Lines of data:
--------------------------------------------------

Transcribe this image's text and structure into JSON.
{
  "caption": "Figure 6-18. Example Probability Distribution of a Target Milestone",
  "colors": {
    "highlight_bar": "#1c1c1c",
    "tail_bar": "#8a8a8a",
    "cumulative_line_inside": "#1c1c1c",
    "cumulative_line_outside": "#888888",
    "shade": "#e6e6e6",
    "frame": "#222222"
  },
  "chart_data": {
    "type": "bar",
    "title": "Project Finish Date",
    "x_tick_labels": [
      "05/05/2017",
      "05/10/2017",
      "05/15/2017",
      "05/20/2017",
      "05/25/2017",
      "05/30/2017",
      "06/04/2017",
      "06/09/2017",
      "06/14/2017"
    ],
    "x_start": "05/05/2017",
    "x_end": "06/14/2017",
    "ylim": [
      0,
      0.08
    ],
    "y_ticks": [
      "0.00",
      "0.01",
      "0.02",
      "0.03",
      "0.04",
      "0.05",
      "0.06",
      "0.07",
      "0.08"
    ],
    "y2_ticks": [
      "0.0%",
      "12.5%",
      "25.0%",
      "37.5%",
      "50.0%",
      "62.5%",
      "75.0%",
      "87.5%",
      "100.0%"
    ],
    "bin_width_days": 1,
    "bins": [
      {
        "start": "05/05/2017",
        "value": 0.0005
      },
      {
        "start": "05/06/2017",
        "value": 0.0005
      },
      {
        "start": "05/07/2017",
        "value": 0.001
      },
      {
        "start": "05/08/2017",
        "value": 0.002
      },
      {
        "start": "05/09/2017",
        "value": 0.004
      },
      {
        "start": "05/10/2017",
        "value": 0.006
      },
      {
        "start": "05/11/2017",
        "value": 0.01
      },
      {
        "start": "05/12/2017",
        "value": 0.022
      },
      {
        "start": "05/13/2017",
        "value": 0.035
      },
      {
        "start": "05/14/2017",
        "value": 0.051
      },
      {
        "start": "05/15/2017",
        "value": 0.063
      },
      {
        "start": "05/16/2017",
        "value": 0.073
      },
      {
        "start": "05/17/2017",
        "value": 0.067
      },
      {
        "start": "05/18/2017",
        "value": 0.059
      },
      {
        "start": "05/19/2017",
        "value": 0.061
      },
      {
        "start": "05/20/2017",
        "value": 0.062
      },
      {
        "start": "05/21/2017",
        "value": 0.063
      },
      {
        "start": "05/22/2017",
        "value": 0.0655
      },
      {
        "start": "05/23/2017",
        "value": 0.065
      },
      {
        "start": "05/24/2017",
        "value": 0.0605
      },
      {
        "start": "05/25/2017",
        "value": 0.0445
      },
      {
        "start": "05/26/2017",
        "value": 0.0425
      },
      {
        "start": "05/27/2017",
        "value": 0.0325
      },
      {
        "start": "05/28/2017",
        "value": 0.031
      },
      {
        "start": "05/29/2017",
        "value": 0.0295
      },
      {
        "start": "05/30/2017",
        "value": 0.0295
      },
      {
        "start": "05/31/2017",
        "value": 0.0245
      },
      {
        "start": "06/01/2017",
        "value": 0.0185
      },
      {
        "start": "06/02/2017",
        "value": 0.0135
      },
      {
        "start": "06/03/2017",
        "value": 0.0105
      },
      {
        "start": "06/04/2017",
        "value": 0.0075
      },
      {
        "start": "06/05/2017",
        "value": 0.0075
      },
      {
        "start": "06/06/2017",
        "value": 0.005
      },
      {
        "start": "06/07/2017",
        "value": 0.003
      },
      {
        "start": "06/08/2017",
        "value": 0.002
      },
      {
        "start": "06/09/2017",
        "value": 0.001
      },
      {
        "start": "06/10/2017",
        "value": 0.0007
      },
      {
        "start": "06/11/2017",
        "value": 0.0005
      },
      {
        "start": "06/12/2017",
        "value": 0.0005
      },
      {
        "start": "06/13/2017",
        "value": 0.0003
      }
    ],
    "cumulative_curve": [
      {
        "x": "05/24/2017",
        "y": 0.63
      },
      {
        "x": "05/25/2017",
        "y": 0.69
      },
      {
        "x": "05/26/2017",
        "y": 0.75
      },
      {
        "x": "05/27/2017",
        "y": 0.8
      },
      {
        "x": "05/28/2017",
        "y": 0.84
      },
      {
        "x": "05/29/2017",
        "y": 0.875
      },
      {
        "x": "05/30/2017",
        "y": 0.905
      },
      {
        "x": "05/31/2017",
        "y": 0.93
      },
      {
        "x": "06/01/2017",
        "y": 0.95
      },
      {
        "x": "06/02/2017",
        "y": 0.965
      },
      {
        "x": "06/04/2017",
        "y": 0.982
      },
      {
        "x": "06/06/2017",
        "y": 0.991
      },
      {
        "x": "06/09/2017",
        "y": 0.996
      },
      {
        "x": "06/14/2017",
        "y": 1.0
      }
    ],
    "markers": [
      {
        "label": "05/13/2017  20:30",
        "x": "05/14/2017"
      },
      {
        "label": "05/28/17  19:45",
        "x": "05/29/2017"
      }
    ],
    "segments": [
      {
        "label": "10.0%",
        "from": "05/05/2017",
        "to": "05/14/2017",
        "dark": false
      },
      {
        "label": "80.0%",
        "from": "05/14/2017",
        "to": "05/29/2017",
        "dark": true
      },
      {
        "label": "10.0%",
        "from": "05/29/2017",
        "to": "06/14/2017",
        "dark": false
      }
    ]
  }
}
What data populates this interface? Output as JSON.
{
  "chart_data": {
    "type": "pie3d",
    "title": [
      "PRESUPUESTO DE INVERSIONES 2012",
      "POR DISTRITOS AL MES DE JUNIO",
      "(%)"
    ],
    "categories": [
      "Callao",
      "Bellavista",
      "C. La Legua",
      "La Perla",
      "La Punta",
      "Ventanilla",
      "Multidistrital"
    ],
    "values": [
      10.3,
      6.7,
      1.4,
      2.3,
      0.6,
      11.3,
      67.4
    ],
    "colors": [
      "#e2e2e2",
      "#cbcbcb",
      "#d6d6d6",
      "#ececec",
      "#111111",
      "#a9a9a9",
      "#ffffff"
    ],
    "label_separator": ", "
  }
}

--------------------------------------------------

*Stated goal:*
Copy down the whole of the data above, matching it exactly.

*Answer to this problem:*
Transcribe this image's text and structure into JSON.
{
  "caption": "Figure 6-18. Example Probability Distribution of a Target Milestone",
  "colors": {
    "highlight_bar": "#1c1c1c",
    "tail_bar": "#8a8a8a",
    "cumulative_line_inside": "#1c1c1c",
    "cumulative_line_outside": "#888888",
    "shade": "#e6e6e6",
    "frame": "#222222"
  },
  "chart_data": {
    "type": "bar",
    "title": "Project Finish Date",
    "x_tick_labels": [
      "05/05/2017",
      "05/10/2017",
      "05/15/2017",
      "05/20/2017",
      "05/25/2017",
      "05/30/2017",
      "06/04/2017",
      "06/09/2017",
      "06/14/2017"
    ],
    "x_start": "05/05/2017",
    "x_end": "06/14/2017",
    "ylim": [
      0,
      0.08
    ],
    "y_ticks": [
      "0.00",
      "0.01",
      "0.02",
      "0.03",
      "0.04",
      "0.05",
      "0.06",
      "0.07",
      "0.08"
    ],
    "y2_ticks": [
      "0.0%",
      "12.5%",
      "25.0%",
      "37.5%",
      "50.0%",
      "62.5%",
      "75.0%",
      "87.5%",
      "100.0%"
    ],
    "bin_width_days": 1,
    "bins": [
      {
        "start": "05/05/2017",
        "value": 0.0005
      },
      {
        "start": "05/06/2017",
        "value": 0.0005
      },
      {
        "start": "05/07/2017",
        "value": 0.001
      },
      {
        "start": "05/08/2017",
        "value": 0.002
      },
      {
        "start": "05/09/2017",
        "value": 0.004
      },
      {
        "start": "05/10/2017",
        "value": 0.006
      },
      {
        "start": "05/11/2017",
        "value": 0.01
      },
      {
        "start": "05/12/2017",
        "value": 0.022
      },
      {
        "start": "05/13/2017",
        "value": 0.035
      },
      {
        "start": "05/14/2017",
        "value": 0.051
      },
      {
        "start": "05/15/2017",
        "value": 0.063
      },
      {
        "start": "05/16/2017",
        "value": 0.073
      },
      {
        "start": "05/17/2017",
        "value": 0.067
      },
      {
        "start": "05/18/2017",
        "value": 0.059
      },
      {
        "start": "05/19/2017",
        "value": 0.061
      },
      {
        "start": "05/20/2017",
        "value": 0.062
      },
      {
        "start": "05/21/2017",
        "value": 0.063
      },
      {
        "start": "05/22/2017",
        "value": 0.0655
      },
      {
        "start": "05/23/2017",
        "value": 0.065
      },
      {
        "start": "05/24/2017",
        "value": 0.0605
      },
      {
        "start": "05/25/2017",
        "value": 0.0445
      },
      {
        "start": "05/26/2017",
        "value": 0.0425
      },
      {
        "start": "05/27/2017",
        "value": 0.0325
      },
      {
        "start": "05/28/2017",
        "value": 0.031
      },
      {
        "start": "05/29/2017",
        "value": 0.0295
      },
      {
        "start": "05/30/2017",
        "value": 0.0295
      },
      {
        "start": "05/31/2017",
        "value": 0.0245
      },
      {
        "start": "06/01/2017",
        "value": 0.0185
      },
      {
        "start": "06/02/2017",
        "value": 0.0135
      },
      {
        "start": "06/03/2017",
        "value": 0.0105
      },
      {
        "start": "06/04/2017",
        "value": 0.0075
      },
      {
        "start": "06/05/2017",
        "value": 0.0075
      },
      {
        "start": "06/06/2017",
        "value": 0.005
      },
      {
        "start": "06/07/2017",
        "value": 0.003
      },
      {
        "start": "06/08/2017",
        "value": 0.002
      },
      {
        "start": "06/09/2017",
        "value": 0.001
      },
      {
        "start": "06/10/2017",
        "value": 0.0007
      },
      {
        "start": "06/11/2017",
        "value": 0.0005
      },
      {
        "start": "06/12/2017",
        "value": 0.0005
      },
      {
        "start": "06/13/2017",
        "value": 0.0003
      }
    ],
    "cumulative_curve": [
      {
        "x": "05/24/2017",
        "y": 0.63
      },
      {
        "x": "05/25/2017",
        "y": 0.69
      },
      {
        "x": "05/26/2017",
        "y": 0.75
      },
      {
        "x": "05/27/2017",
        "y": 0.8
      },
      {
        "x": "05/28/2017",
        "y": 0.84
      },
      {
        "x": "05/29/2017",
        "y": 0.875
      },
      {
        "x": "05/30/2017",
        "y": 0.905
      },
      {
        "x": "05/31/2017",
        "y": 0.93
      },
      {
        "x": "06/01/2017",
        "y": 0.95
      },
      {
        "x": "06/02/2017",
        "y": 0.965
      },
      {
        "x": "06/04/2017",
        "y": 0.982
      },
      {
        "x": "06/06/2017",
        "y": 0.991
      },
      {
        "x": "06/09/2017",
        "y": 0.996
      },
      {
        "x": "06/14/2017",
        "y": 1.0
      }
    ],
    "markers": [
      {
        "label": "05/13/2017  20:30",
        "x": "05/14/2017"
      },
      {
        "label": "05/28/17  19:45",
        "x": "05/29/2017"
      }
    ],
    "segments": [
      {
        "label": "10.0%",
        "from": "05/05/2017",
        "to": "05/14/2017",
        "dark": false
      },
      {
        "label": "80.0%",
        "from": "05/14/2017",
        "to": "05/29/2017",
        "dark": true
      },
      {
        "label": "10.0%",
        "from": "05/29/2017",
        "to": "06/14/2017",
        "dark": false
      }
    ]
  }
}
What data populates this interface? Output as JSON.
{
  "chart_data": {
    "type": "pie3d",
    "title": [
      "PRESUPUESTO DE INVERSIONES 2012",
      "POR DISTRITOS AL MES DE JUNIO",
      "(%)"
    ],
    "categories": [
      "Callao",
      "Bellavista",
      "C. La Legua",
      "La Perla",
      "La Punta",
      "Ventanilla",
      "Multidistrital"
    ],
    "values": [
      10.3,
      6.7,
      1.4,
      2.3,
      0.6,
      11.3,
      67.4
    ],
    "colors": [
      "#e2e2e2",
      "#cbcbcb",
      "#d6d6d6",
      "#ececec",
      "#111111",
      "#a9a9a9",
      "#ffffff"
    ],
    "label_separator": ", "
  }
}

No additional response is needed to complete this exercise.